* What needs to be done: Every record here should be printed again exactly.
── Material supplied ──
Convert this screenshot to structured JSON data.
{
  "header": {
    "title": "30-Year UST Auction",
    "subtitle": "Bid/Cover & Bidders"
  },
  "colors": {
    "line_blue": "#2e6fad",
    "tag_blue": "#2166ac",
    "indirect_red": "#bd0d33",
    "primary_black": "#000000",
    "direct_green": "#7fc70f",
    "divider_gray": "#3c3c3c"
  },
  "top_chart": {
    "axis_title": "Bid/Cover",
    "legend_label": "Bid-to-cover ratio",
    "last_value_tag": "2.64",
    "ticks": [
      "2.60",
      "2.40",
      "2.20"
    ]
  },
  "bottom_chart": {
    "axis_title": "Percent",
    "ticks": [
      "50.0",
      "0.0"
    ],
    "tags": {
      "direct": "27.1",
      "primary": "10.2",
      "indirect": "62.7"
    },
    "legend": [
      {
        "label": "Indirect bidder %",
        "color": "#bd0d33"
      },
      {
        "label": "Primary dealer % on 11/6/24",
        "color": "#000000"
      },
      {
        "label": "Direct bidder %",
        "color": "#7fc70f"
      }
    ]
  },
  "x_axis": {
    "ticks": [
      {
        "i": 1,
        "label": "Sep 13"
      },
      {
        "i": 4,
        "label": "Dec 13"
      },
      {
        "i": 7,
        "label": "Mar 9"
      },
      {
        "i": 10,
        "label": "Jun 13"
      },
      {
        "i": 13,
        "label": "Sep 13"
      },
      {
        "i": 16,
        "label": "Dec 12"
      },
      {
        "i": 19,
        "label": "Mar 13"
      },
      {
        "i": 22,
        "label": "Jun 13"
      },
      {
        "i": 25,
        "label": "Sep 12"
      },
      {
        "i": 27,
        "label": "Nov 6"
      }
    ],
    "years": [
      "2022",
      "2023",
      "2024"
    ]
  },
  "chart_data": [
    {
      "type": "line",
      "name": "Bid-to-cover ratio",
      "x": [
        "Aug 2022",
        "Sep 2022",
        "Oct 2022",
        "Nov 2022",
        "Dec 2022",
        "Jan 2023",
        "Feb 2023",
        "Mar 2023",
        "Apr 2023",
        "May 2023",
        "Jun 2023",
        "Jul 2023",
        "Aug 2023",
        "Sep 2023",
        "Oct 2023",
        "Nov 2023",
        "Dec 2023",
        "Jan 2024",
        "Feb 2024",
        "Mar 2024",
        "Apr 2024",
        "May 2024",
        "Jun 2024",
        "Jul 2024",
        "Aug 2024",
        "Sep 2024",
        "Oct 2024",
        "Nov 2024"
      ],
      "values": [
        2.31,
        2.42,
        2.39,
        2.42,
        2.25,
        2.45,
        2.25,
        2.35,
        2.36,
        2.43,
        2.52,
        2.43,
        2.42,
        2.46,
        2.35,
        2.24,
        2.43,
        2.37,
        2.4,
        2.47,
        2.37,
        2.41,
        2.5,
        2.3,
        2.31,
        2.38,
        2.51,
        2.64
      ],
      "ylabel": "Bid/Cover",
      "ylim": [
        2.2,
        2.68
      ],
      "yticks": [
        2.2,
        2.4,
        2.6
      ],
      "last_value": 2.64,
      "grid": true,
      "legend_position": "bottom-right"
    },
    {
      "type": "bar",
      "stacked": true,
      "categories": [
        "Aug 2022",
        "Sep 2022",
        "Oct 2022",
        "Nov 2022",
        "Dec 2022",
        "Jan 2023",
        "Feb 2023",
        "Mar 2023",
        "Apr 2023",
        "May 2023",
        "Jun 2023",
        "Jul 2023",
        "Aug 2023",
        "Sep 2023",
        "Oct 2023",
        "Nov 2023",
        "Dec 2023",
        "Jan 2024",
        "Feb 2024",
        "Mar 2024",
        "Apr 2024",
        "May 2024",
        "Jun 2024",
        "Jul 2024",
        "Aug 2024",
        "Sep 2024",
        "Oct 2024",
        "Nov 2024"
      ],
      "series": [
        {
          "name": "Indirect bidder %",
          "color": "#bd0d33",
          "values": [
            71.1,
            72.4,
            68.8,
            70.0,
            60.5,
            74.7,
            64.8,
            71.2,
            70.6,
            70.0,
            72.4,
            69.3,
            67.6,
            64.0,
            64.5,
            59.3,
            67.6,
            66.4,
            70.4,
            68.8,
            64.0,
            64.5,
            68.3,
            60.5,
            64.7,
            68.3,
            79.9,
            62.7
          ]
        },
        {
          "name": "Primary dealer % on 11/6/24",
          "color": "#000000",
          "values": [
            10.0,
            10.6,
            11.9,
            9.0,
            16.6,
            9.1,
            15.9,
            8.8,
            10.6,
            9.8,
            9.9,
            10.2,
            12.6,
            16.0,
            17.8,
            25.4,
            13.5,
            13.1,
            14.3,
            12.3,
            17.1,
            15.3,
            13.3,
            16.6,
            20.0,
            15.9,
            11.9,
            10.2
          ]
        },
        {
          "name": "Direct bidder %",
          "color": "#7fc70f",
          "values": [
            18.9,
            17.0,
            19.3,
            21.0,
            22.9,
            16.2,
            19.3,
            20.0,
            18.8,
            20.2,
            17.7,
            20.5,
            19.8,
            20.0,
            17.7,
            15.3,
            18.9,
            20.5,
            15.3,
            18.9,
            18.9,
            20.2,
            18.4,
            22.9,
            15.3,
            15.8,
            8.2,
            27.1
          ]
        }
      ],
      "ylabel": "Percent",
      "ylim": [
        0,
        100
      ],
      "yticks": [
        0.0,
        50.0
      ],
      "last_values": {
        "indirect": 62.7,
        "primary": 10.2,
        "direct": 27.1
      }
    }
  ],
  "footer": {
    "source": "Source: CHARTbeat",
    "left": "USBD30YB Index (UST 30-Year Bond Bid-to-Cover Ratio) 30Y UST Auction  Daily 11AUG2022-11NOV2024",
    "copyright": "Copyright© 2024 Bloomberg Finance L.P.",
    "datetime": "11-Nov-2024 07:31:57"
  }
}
───
* Result of the task:
Convert this screenshot to structured JSON data.
{
  "header": {
    "title": "30-Year UST Auction",
    "subtitle": "Bid/Cover & Bidders"
  },
  "colors": {
    "line_blue": "#2e6fad",
    "tag_blue": "#2166ac",
    "indirect_red": "#bd0d33",
    "primary_black": "#000000",
    "direct_green": "#7fc70f",
    "divider_gray": "#3c3c3c"
  },
  "top_chart": {
    "axis_title": "Bid/Cover",
    "legend_label": "Bid-to-cover ratio",
    "last_value_tag": "2.64",
    "ticks": [
      "2.60",
      "2.40",
      "2.20"
    ]
  },
  "bottom_chart": {
    "axis_title": "Percent",
    "ticks": [
      "50.0",
      "0.0"
    ],
    "tags": {
      "direct": "27.1",
      "primary": "10.2",
      "indirect": "62.7"
    },
    "legend": [
      {
        "label": "Indirect bidder %",
        "color": "#bd0d33"
      },
      {
        "label": "Primary dealer % on 11/6/24",
        "color": "#000000"
      },
      {
        "label": "Direct bidder %",
        "color": "#7fc70f"
      }
    ]
  },
  "x_axis": {
    "ticks": [
      {
        "i": 1,
        "label": "Sep 13"
      },
      {
        "i": 4,
        "label": "Dec 13"
      },
      {
        "i": 7,
        "label": "Mar 9"
      },
      {
        "i": 10,
        "label": "Jun 13"
      },
      {
        "i": 13,
        "label": "Sep 13"
      },
      {
        "i": 16,
        "label": "Dec 12"
      },
      {
        "i": 19,
        "label": "Mar 13"
      },
      {
        "i": 22,
        "label": "Jun 13"
      },
      {
        "i": 25,
        "label": "Sep 12"
      },
      {
        "i": 27,
        "label": "Nov 6"
      }
    ],
    "years": [
      "2022",
      "2023",
      "2024"
    ]
  },
  "chart_data": [
    {
      "type": "line",
      "name": "Bid-to-cover ratio",
      "x": [
        "Aug 2022",
        "Sep 2022",
        "Oct 2022",
        "Nov 2022",
        "Dec 2022",
        "Jan 2023",
        "Feb 2023",
        "Mar 2023",
        "Apr 2023",
        "May 2023",
        "Jun 2023",
        "Jul 2023",
        "Aug 2023",
        "Sep 2023",
        "Oct 2023",
        "Nov 2023",
        "Dec 2023",
        "Jan 2024",
        "Feb 2024",
        "Mar 2024",
        "Apr 2024",
        "May 2024",
        "Jun 2024",
        "Jul 2024",
        "Aug 2024",
        "Sep 2024",
        "Oct 2024",
        "Nov 2024"
      ],
      "values": [
        2.31,
        2.42,
        2.39,
        2.42,
        2.25,
        2.45,
        2.25,
        2.35,
        2.36,
        2.43,
        2.52,
        2.43,
        2.42,
        2.46,
        2.35,
        2.24,
        2.43,
        2.37,
        2.4,
        2.47,
        2.37,
        2.41,
        2.5,
        2.3,
        2.31,
        2.38,
        2.51,
        2.64
      ],
      "ylabel": "Bid/Cover",
      "ylim": [
        2.2,
        2.68
      ],
      "yticks": [
        2.2,
        2.4,
        2.6
      ],
      "last_value": 2.64,
      "grid": true,
      "legend_position": "bottom-right"
    },
    {
      "type": "bar",
      "stacked": true,
      "categories": [
        "Aug 2022",
        "Sep 2022",
        "Oct 2022",
        "Nov 2022",
        "Dec 2022",
        "Jan 2023",
        "Feb 2023",
        "Mar 2023",
        "Apr 2023",
        "May 2023",
        "Jun 2023",
        "Jul 2023",
        "Aug 2023",
        "Sep 2023",
        "Oct 2023",
        "Nov 2023",
        "Dec 2023",
        "Jan 2024",
        "Feb 2024",
        "Mar 2024",
        "Apr 2024",
        "May 2024",
        "Jun 2024",
        "Jul 2024",
        "Aug 2024",
        "Sep 2024",
        "Oct 2024",
        "Nov 2024"
      ],
      "series": [
        {
          "name": "Indirect bidder %",
          "color": "#bd0d33",
          "values": [
            71.1,
            72.4,
            68.8,
            70.0,
            60.5,
            74.7,
            64.8,
            71.2,
            70.6,
            70.0,
            72.4,
            69.3,
            67.6,
            64.0,
            64.5,
            59.3,
            67.6,
            66.4,
            70.4,
            68.8,
            64.0,
            64.5,
            68.3,
            60.5,
            64.7,
            68.3,
            79.9,
            62.7
          ]
        },
        {
          "name": "Primary dealer % on 11/6/24",
          "color": "#000000",
          "values": [
            10.0,
            10.6,
            11.9,
            9.0,
            16.6,
            9.1,
            15.9,
            8.8,
            10.6,
            9.8,
            9.9,
            10.2,
            12.6,
            16.0,
            17.8,
            25.4,
            13.5,
            13.1,
            14.3,
            12.3,
            17.1,
            15.3,
            13.3,
            16.6,
            20.0,
            15.9,
            11.9,
            10.2
          ]
        },
        {
          "name": "Direct bidder %",
          "color": "#7fc70f",
          "values": [
            18.9,
            17.0,
            19.3,
            21.0,
            22.9,
            16.2,
            19.3,
            20.0,
            18.8,
            20.2,
            17.7,
            20.5,
            19.8,
            20.0,
            17.7,
            15.3,
            18.9,
            20.5,
            15.3,
            18.9,
            18.9,
            20.2,
            18.4,
            22.9,
            15.3,
            15.8,
            8.2,
            27.1
          ]
        }
      ],
      "ylabel": "Percent",
      "ylim": [
        0,
        100
      ],
      "yticks": [
        0.0,
        50.0
      ],
      "last_values": {
        "indirect": 62.7,
        "primary": 10.2,
        "direct": 27.1
      }
    }
  ],
  "footer": {
    "source": "Source: CHARTbeat",
    "left": "USBD30YB Index (UST 30-Year Bond Bid-to-Cover Ratio) 30Y UST Auction  Daily 11AUG2022-11NOV2024",
    "copyright": "Copyright© 2024 Bloomberg Finance L.P.",
    "datetime": "11-Nov-2024 07:31:57"
  }
}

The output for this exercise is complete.